→ Task prompt: Below are records; state how many of their lines hold the word "screenshot", and give only the figure.

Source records

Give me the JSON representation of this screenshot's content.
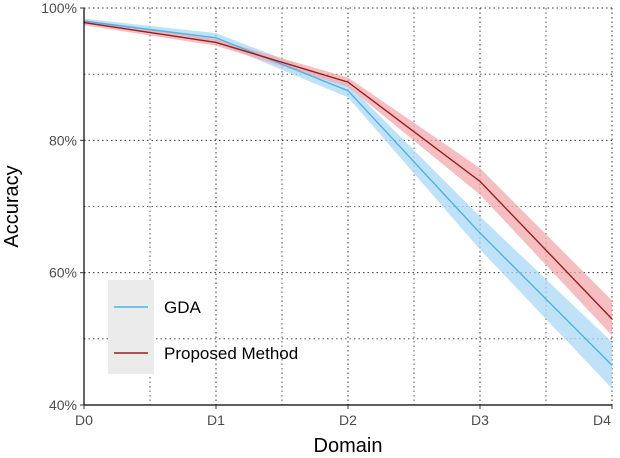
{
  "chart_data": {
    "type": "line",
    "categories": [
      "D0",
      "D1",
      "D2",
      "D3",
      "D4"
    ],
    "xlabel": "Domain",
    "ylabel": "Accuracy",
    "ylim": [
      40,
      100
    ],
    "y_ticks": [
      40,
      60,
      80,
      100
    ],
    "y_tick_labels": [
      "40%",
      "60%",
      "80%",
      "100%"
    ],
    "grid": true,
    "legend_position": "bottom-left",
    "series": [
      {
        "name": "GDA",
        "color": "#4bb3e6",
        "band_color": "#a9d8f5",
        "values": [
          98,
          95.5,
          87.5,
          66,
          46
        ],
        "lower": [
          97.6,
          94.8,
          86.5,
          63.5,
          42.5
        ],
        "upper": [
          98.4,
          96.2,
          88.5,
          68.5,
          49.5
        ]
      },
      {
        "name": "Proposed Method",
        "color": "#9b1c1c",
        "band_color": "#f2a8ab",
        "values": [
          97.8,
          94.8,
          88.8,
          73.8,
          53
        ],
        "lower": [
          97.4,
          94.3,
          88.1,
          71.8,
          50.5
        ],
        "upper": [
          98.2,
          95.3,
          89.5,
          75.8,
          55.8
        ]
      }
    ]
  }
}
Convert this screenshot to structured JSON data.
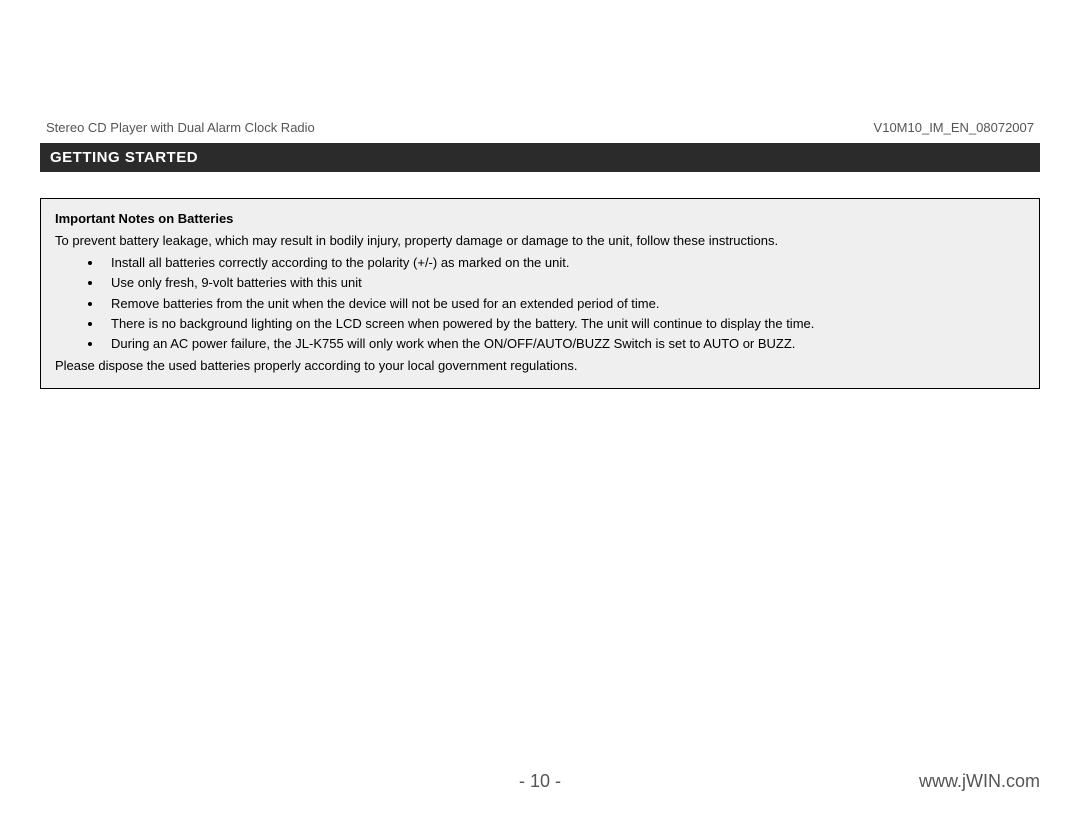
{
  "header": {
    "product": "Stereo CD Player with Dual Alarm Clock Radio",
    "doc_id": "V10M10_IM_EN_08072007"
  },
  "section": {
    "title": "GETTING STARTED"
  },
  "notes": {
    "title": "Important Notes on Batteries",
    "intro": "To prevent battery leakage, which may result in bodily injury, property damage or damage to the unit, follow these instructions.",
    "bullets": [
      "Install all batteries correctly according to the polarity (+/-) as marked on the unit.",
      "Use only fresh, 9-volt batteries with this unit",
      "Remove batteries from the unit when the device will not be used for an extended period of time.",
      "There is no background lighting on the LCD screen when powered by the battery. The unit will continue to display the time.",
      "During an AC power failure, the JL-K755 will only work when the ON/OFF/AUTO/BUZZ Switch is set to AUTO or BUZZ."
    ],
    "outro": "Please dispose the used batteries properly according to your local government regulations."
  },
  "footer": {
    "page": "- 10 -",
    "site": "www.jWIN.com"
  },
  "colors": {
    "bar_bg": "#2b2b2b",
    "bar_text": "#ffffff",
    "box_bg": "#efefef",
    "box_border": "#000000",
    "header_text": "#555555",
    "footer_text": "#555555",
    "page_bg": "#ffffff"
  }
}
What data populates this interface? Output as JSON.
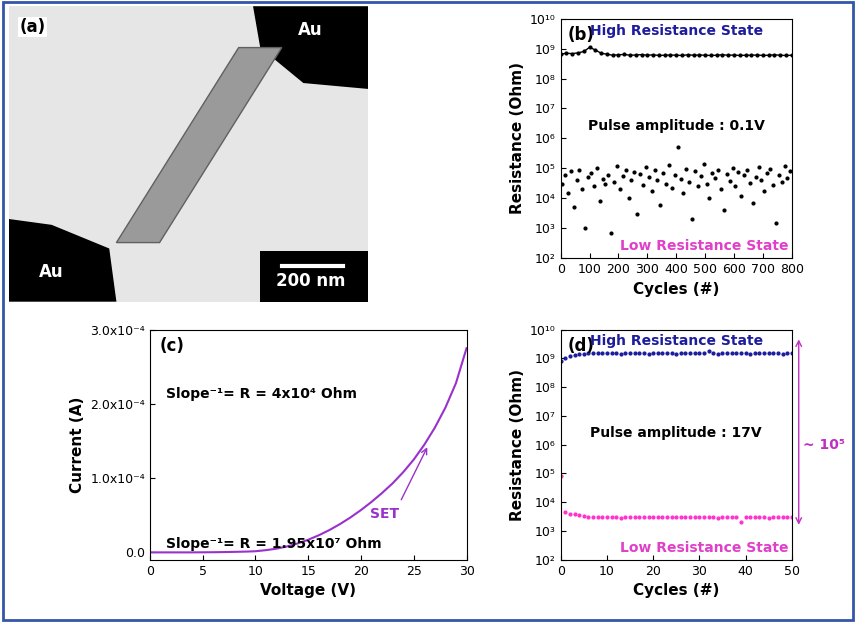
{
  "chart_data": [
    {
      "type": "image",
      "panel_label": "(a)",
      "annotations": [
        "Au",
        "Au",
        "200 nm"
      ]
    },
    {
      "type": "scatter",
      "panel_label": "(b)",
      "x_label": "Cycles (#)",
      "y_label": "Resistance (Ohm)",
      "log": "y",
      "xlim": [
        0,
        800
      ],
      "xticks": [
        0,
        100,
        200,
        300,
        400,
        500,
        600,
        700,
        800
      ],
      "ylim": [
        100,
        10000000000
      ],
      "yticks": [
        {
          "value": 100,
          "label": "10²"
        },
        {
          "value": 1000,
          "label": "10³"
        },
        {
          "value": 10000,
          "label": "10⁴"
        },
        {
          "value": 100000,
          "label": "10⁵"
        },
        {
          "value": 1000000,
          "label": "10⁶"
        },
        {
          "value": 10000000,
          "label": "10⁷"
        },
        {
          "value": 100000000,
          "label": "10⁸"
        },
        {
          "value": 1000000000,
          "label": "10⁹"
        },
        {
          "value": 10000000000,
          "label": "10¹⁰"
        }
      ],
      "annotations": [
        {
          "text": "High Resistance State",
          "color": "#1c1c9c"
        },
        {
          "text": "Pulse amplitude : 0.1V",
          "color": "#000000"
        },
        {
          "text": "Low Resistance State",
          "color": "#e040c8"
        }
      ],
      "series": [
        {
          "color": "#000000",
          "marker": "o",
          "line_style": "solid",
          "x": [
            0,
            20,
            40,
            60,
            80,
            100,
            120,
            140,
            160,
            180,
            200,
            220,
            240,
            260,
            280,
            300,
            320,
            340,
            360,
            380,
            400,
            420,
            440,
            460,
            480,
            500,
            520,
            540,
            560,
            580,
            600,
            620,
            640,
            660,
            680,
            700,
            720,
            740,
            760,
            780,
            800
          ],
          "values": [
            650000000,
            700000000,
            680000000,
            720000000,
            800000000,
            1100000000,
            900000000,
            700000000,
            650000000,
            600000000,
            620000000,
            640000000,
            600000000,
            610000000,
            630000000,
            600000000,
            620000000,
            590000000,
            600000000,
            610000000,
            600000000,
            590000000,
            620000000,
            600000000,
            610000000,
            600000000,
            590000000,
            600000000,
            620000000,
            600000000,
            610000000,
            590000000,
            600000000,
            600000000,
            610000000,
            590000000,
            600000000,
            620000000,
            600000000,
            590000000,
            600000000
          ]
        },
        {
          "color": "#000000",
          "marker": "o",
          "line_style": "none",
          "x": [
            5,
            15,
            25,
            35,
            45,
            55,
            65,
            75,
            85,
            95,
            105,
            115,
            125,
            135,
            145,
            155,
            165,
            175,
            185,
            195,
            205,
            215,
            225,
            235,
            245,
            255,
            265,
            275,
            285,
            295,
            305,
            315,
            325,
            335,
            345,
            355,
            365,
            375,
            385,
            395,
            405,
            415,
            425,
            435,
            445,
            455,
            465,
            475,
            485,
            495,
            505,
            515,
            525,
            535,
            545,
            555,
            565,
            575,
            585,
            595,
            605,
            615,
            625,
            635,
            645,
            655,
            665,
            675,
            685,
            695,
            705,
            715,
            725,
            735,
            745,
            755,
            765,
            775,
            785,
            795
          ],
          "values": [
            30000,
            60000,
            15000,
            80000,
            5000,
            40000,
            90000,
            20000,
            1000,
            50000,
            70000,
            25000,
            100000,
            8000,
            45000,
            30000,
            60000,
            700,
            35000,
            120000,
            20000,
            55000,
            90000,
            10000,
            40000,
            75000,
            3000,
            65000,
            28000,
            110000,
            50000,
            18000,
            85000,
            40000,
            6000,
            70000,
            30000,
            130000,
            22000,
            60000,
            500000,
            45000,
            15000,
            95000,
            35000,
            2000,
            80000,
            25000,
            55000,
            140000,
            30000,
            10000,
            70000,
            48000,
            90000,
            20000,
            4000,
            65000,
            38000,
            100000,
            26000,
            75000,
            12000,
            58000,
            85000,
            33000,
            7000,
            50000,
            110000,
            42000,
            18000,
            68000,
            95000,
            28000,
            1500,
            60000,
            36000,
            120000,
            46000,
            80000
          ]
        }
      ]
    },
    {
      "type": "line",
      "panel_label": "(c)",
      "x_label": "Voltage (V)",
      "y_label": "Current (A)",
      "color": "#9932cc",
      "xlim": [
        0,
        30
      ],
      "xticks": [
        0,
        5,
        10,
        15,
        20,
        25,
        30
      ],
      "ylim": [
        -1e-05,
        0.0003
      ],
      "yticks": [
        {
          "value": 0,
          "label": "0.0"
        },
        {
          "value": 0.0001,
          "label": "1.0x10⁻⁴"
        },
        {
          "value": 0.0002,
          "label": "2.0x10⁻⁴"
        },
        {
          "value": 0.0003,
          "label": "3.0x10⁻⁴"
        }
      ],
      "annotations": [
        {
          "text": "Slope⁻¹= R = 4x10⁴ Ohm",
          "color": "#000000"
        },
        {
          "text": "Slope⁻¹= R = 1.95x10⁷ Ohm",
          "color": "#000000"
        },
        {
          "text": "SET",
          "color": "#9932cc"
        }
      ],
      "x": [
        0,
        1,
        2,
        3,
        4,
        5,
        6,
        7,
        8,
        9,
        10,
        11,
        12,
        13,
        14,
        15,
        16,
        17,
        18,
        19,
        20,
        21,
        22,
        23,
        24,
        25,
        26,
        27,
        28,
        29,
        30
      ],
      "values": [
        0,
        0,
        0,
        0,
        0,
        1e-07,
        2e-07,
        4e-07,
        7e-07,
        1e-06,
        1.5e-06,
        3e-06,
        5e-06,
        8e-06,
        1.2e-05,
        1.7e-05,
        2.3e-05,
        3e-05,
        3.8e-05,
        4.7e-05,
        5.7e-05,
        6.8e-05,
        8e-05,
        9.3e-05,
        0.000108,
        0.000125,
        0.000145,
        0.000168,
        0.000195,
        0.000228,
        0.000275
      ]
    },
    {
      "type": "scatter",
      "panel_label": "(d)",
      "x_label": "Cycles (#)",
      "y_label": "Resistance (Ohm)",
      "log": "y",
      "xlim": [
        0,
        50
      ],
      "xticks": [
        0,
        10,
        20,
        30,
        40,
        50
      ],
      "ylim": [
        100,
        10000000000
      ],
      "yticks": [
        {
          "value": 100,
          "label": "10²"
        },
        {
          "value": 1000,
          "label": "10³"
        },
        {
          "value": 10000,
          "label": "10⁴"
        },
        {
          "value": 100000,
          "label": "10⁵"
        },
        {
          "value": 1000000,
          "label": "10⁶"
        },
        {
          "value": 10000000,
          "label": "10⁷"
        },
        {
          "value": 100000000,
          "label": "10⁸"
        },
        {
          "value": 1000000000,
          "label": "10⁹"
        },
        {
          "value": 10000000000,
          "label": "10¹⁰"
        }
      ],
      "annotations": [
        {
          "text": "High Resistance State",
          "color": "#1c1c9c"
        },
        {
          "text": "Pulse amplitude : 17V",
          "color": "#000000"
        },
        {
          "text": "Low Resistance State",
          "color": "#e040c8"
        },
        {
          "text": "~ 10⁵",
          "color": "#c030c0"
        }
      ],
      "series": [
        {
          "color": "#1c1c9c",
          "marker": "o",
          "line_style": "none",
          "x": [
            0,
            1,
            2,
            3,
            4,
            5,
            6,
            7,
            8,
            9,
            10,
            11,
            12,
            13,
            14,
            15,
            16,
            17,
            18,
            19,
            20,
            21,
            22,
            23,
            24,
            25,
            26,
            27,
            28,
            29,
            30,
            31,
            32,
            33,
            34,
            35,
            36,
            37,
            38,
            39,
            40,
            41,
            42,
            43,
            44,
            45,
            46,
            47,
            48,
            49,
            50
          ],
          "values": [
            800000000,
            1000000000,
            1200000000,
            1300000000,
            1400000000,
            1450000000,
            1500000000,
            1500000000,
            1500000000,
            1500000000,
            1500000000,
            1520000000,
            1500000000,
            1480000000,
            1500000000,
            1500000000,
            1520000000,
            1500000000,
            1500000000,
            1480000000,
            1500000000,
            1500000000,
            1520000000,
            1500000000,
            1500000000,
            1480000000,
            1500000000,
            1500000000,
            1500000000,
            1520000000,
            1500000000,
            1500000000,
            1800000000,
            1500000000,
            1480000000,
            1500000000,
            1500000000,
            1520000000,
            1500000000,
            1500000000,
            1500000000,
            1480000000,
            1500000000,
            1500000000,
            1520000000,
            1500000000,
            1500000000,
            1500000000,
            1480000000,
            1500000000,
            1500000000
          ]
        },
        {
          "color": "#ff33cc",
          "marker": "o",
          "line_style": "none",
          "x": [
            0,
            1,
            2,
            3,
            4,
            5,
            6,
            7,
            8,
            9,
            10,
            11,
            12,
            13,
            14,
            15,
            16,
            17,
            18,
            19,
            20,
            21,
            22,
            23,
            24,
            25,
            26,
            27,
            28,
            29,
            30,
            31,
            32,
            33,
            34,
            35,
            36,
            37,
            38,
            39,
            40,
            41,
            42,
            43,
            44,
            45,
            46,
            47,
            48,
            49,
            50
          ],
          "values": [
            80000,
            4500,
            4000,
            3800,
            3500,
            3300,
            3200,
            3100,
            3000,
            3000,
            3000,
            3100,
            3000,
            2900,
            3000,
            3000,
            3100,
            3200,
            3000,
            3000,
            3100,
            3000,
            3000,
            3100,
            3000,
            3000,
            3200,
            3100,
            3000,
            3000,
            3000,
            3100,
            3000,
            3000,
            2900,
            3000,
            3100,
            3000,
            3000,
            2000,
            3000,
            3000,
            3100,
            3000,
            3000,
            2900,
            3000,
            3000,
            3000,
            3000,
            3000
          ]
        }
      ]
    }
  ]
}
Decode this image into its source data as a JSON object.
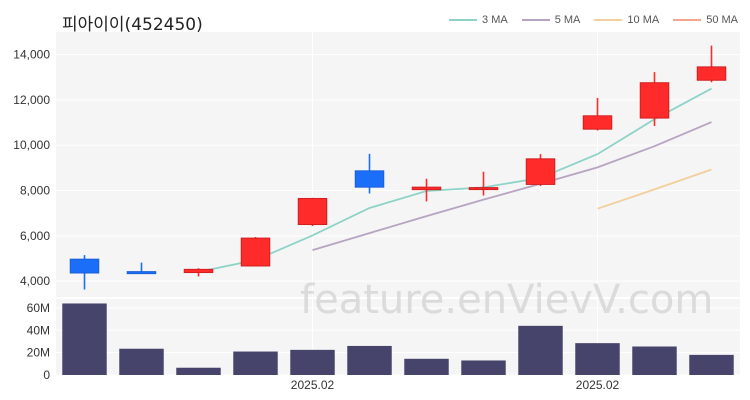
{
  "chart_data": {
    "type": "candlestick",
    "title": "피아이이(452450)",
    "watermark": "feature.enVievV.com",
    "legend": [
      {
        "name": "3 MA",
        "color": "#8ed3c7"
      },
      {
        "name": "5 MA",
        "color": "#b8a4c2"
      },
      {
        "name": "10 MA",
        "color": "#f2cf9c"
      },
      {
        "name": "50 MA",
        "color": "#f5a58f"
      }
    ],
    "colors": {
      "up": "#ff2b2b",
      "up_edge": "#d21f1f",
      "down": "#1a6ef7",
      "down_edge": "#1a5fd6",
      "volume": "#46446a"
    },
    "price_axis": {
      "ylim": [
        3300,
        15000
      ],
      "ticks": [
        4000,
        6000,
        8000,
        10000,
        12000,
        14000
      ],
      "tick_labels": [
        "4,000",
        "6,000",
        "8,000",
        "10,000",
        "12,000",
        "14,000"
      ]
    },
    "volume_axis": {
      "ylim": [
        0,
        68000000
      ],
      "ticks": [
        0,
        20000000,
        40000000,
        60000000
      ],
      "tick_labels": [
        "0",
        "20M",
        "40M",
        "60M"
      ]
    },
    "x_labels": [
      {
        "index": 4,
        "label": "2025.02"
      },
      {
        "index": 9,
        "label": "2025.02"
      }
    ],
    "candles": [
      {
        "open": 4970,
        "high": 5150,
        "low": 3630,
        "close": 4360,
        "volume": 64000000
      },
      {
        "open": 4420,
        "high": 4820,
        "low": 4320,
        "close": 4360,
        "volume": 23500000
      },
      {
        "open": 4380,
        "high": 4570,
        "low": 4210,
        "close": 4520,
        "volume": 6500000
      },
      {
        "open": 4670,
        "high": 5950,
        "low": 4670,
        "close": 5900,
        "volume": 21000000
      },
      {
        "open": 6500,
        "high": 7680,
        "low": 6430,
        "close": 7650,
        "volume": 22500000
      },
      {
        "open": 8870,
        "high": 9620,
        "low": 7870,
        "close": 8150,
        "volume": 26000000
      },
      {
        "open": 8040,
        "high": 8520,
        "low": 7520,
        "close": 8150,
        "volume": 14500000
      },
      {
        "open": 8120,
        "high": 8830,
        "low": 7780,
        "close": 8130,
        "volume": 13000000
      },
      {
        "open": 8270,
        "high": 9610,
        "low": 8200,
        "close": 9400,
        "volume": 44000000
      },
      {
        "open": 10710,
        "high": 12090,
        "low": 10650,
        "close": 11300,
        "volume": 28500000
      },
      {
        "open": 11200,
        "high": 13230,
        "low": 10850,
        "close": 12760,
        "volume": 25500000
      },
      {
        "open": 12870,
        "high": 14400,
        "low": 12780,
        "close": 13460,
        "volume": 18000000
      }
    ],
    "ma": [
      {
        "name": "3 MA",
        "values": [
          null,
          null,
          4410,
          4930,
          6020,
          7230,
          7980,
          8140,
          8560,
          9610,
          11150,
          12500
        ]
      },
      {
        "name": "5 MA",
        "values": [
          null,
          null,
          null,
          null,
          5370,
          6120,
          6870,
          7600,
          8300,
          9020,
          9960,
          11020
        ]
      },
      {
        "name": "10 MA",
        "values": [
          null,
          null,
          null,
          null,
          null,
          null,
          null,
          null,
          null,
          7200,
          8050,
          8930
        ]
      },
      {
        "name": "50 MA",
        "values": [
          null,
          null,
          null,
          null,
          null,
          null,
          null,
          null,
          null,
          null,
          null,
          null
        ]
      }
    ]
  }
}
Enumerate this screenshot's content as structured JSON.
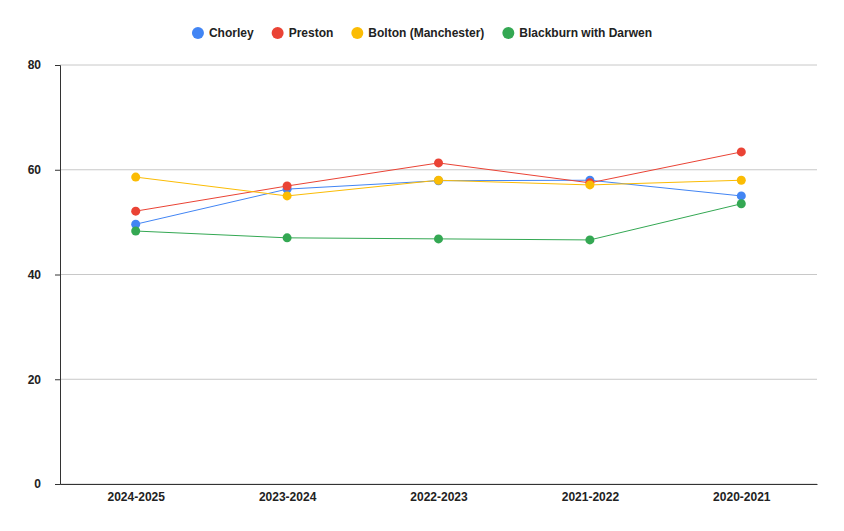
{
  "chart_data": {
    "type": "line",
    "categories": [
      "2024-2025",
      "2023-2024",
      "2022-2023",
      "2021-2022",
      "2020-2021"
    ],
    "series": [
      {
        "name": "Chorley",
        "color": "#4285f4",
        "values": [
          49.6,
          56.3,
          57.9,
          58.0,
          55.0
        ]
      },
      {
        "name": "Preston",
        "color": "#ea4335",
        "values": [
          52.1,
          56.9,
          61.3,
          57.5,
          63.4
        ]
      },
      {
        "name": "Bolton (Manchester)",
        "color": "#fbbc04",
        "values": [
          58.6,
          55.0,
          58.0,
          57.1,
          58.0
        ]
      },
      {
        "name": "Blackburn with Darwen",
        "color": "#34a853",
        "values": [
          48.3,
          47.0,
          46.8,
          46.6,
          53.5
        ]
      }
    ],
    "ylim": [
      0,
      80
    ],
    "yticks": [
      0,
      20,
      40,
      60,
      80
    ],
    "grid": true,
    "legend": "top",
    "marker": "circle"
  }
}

→ Expected answer: 3